Records for the exercise:

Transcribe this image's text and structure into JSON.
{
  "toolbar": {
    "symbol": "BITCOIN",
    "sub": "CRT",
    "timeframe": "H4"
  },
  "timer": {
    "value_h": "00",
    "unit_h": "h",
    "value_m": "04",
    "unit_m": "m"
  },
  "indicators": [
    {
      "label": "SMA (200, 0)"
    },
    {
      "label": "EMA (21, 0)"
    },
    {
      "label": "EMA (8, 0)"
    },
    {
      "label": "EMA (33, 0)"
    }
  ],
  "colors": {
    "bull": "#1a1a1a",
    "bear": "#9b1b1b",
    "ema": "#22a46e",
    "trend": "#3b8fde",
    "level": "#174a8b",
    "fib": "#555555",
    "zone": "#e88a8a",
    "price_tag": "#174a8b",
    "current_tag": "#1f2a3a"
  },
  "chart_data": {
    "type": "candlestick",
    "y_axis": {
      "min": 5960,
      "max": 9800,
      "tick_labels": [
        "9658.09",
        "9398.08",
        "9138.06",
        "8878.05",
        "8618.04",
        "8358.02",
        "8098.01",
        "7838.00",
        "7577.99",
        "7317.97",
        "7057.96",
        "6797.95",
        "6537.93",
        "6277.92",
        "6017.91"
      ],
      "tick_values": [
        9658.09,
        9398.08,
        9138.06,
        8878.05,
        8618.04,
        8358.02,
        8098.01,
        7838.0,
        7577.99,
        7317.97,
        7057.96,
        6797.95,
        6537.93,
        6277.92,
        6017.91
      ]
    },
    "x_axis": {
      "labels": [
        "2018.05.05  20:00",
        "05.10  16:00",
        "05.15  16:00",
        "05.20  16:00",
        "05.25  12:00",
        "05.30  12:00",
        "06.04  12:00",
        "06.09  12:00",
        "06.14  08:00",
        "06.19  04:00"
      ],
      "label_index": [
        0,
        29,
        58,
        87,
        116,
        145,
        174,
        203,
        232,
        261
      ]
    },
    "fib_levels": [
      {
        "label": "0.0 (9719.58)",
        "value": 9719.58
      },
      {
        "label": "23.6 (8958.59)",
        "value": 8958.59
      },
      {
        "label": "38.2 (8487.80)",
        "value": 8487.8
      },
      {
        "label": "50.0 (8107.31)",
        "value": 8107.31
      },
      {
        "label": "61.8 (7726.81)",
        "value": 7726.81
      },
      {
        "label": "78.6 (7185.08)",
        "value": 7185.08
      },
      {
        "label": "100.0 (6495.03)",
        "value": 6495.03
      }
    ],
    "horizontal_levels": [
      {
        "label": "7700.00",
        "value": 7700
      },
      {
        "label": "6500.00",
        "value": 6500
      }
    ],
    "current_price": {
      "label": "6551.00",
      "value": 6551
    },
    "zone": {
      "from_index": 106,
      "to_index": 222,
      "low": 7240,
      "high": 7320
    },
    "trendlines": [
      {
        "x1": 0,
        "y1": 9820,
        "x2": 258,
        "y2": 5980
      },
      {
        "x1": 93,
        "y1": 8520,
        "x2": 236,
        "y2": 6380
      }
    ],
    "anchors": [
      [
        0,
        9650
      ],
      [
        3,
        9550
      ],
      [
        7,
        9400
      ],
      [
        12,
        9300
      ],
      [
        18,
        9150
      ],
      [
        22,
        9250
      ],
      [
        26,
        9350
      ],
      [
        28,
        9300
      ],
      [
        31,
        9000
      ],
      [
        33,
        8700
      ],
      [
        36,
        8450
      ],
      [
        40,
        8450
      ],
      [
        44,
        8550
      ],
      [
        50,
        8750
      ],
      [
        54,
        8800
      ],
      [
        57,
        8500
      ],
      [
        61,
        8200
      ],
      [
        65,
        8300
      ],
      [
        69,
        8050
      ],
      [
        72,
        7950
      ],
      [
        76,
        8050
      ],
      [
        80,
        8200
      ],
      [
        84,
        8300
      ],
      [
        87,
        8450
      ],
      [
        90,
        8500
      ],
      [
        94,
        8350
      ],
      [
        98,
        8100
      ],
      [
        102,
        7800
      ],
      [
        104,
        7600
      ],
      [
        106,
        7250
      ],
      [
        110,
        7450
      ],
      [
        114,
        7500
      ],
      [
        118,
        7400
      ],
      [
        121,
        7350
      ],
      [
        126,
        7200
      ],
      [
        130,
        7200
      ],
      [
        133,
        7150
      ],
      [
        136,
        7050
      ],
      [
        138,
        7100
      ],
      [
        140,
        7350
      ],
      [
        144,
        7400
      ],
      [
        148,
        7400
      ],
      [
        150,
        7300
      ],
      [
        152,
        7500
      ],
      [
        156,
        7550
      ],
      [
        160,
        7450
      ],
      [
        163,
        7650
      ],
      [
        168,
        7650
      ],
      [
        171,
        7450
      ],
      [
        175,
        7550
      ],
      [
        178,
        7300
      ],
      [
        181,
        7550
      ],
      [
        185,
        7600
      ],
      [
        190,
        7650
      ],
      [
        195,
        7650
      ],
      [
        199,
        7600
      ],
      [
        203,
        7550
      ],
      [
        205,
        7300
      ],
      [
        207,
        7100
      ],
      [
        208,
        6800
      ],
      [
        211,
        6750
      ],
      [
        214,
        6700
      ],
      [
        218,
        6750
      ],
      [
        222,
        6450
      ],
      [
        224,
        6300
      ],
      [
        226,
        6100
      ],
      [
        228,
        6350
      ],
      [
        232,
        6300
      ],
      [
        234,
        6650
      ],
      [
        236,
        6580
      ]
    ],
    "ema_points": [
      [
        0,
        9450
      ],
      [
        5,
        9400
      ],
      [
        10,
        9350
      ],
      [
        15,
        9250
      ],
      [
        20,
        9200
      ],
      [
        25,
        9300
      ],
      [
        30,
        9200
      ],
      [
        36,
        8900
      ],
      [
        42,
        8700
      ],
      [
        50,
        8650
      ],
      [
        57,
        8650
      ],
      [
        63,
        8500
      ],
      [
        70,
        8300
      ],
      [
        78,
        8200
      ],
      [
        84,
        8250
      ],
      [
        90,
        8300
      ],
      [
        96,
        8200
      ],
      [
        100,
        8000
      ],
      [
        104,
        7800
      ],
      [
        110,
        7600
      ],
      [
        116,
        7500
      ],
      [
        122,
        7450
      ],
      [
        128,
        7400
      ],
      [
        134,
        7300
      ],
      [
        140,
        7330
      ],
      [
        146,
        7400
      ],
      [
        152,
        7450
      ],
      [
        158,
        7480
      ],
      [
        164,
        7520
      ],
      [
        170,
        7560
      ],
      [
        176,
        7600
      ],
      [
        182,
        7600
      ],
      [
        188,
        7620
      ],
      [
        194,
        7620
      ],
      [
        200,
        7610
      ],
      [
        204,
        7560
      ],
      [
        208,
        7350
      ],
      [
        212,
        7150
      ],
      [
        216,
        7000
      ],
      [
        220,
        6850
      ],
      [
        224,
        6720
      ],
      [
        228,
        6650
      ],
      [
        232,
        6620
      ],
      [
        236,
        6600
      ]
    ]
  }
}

Task objective: Please reproduce each line exactly as written.

Output below:
Transcribe this image's text and structure into JSON.
{
  "toolbar": {
    "symbol": "BITCOIN",
    "sub": "CRT",
    "timeframe": "H4"
  },
  "timer": {
    "value_h": "00",
    "unit_h": "h",
    "value_m": "04",
    "unit_m": "m"
  },
  "indicators": [
    {
      "label": "SMA (200, 0)"
    },
    {
      "label": "EMA (21, 0)"
    },
    {
      "label": "EMA (8, 0)"
    },
    {
      "label": "EMA (33, 0)"
    }
  ],
  "colors": {
    "bull": "#1a1a1a",
    "bear": "#9b1b1b",
    "ema": "#22a46e",
    "trend": "#3b8fde",
    "level": "#174a8b",
    "fib": "#555555",
    "zone": "#e88a8a",
    "price_tag": "#174a8b",
    "current_tag": "#1f2a3a"
  },
  "chart_data": {
    "type": "candlestick",
    "y_axis": {
      "min": 5960,
      "max": 9800,
      "tick_labels": [
        "9658.09",
        "9398.08",
        "9138.06",
        "8878.05",
        "8618.04",
        "8358.02",
        "8098.01",
        "7838.00",
        "7577.99",
        "7317.97",
        "7057.96",
        "6797.95",
        "6537.93",
        "6277.92",
        "6017.91"
      ],
      "tick_values": [
        9658.09,
        9398.08,
        9138.06,
        8878.05,
        8618.04,
        8358.02,
        8098.01,
        7838.0,
        7577.99,
        7317.97,
        7057.96,
        6797.95,
        6537.93,
        6277.92,
        6017.91
      ]
    },
    "x_axis": {
      "labels": [
        "2018.05.05  20:00",
        "05.10  16:00",
        "05.15  16:00",
        "05.20  16:00",
        "05.25  12:00",
        "05.30  12:00",
        "06.04  12:00",
        "06.09  12:00",
        "06.14  08:00",
        "06.19  04:00"
      ],
      "label_index": [
        0,
        29,
        58,
        87,
        116,
        145,
        174,
        203,
        232,
        261
      ]
    },
    "fib_levels": [
      {
        "label": "0.0 (9719.58)",
        "value": 9719.58
      },
      {
        "label": "23.6 (8958.59)",
        "value": 8958.59
      },
      {
        "label": "38.2 (8487.80)",
        "value": 8487.8
      },
      {
        "label": "50.0 (8107.31)",
        "value": 8107.31
      },
      {
        "label": "61.8 (7726.81)",
        "value": 7726.81
      },
      {
        "label": "78.6 (7185.08)",
        "value": 7185.08
      },
      {
        "label": "100.0 (6495.03)",
        "value": 6495.03
      }
    ],
    "horizontal_levels": [
      {
        "label": "7700.00",
        "value": 7700
      },
      {
        "label": "6500.00",
        "value": 6500
      }
    ],
    "current_price": {
      "label": "6551.00",
      "value": 6551
    },
    "zone": {
      "from_index": 106,
      "to_index": 222,
      "low": 7240,
      "high": 7320
    },
    "trendlines": [
      {
        "x1": 0,
        "y1": 9820,
        "x2": 258,
        "y2": 5980
      },
      {
        "x1": 93,
        "y1": 8520,
        "x2": 236,
        "y2": 6380
      }
    ],
    "anchors": [
      [
        0,
        9650
      ],
      [
        3,
        9550
      ],
      [
        7,
        9400
      ],
      [
        12,
        9300
      ],
      [
        18,
        9150
      ],
      [
        22,
        9250
      ],
      [
        26,
        9350
      ],
      [
        28,
        9300
      ],
      [
        31,
        9000
      ],
      [
        33,
        8700
      ],
      [
        36,
        8450
      ],
      [
        40,
        8450
      ],
      [
        44,
        8550
      ],
      [
        50,
        8750
      ],
      [
        54,
        8800
      ],
      [
        57,
        8500
      ],
      [
        61,
        8200
      ],
      [
        65,
        8300
      ],
      [
        69,
        8050
      ],
      [
        72,
        7950
      ],
      [
        76,
        8050
      ],
      [
        80,
        8200
      ],
      [
        84,
        8300
      ],
      [
        87,
        8450
      ],
      [
        90,
        8500
      ],
      [
        94,
        8350
      ],
      [
        98,
        8100
      ],
      [
        102,
        7800
      ],
      [
        104,
        7600
      ],
      [
        106,
        7250
      ],
      [
        110,
        7450
      ],
      [
        114,
        7500
      ],
      [
        118,
        7400
      ],
      [
        121,
        7350
      ],
      [
        126,
        7200
      ],
      [
        130,
        7200
      ],
      [
        133,
        7150
      ],
      [
        136,
        7050
      ],
      [
        138,
        7100
      ],
      [
        140,
        7350
      ],
      [
        144,
        7400
      ],
      [
        148,
        7400
      ],
      [
        150,
        7300
      ],
      [
        152,
        7500
      ],
      [
        156,
        7550
      ],
      [
        160,
        7450
      ],
      [
        163,
        7650
      ],
      [
        168,
        7650
      ],
      [
        171,
        7450
      ],
      [
        175,
        7550
      ],
      [
        178,
        7300
      ],
      [
        181,
        7550
      ],
      [
        185,
        7600
      ],
      [
        190,
        7650
      ],
      [
        195,
        7650
      ],
      [
        199,
        7600
      ],
      [
        203,
        7550
      ],
      [
        205,
        7300
      ],
      [
        207,
        7100
      ],
      [
        208,
        6800
      ],
      [
        211,
        6750
      ],
      [
        214,
        6700
      ],
      [
        218,
        6750
      ],
      [
        222,
        6450
      ],
      [
        224,
        6300
      ],
      [
        226,
        6100
      ],
      [
        228,
        6350
      ],
      [
        232,
        6300
      ],
      [
        234,
        6650
      ],
      [
        236,
        6580
      ]
    ],
    "ema_points": [
      [
        0,
        9450
      ],
      [
        5,
        9400
      ],
      [
        10,
        9350
      ],
      [
        15,
        9250
      ],
      [
        20,
        9200
      ],
      [
        25,
        9300
      ],
      [
        30,
        9200
      ],
      [
        36,
        8900
      ],
      [
        42,
        8700
      ],
      [
        50,
        8650
      ],
      [
        57,
        8650
      ],
      [
        63,
        8500
      ],
      [
        70,
        8300
      ],
      [
        78,
        8200
      ],
      [
        84,
        8250
      ],
      [
        90,
        8300
      ],
      [
        96,
        8200
      ],
      [
        100,
        8000
      ],
      [
        104,
        7800
      ],
      [
        110,
        7600
      ],
      [
        116,
        7500
      ],
      [
        122,
        7450
      ],
      [
        128,
        7400
      ],
      [
        134,
        7300
      ],
      [
        140,
        7330
      ],
      [
        146,
        7400
      ],
      [
        152,
        7450
      ],
      [
        158,
        7480
      ],
      [
        164,
        7520
      ],
      [
        170,
        7560
      ],
      [
        176,
        7600
      ],
      [
        182,
        7600
      ],
      [
        188,
        7620
      ],
      [
        194,
        7620
      ],
      [
        200,
        7610
      ],
      [
        204,
        7560
      ],
      [
        208,
        7350
      ],
      [
        212,
        7150
      ],
      [
        216,
        7000
      ],
      [
        220,
        6850
      ],
      [
        224,
        6720
      ],
      [
        228,
        6650
      ],
      [
        232,
        6620
      ],
      [
        236,
        6600
      ]
    ]
  }
}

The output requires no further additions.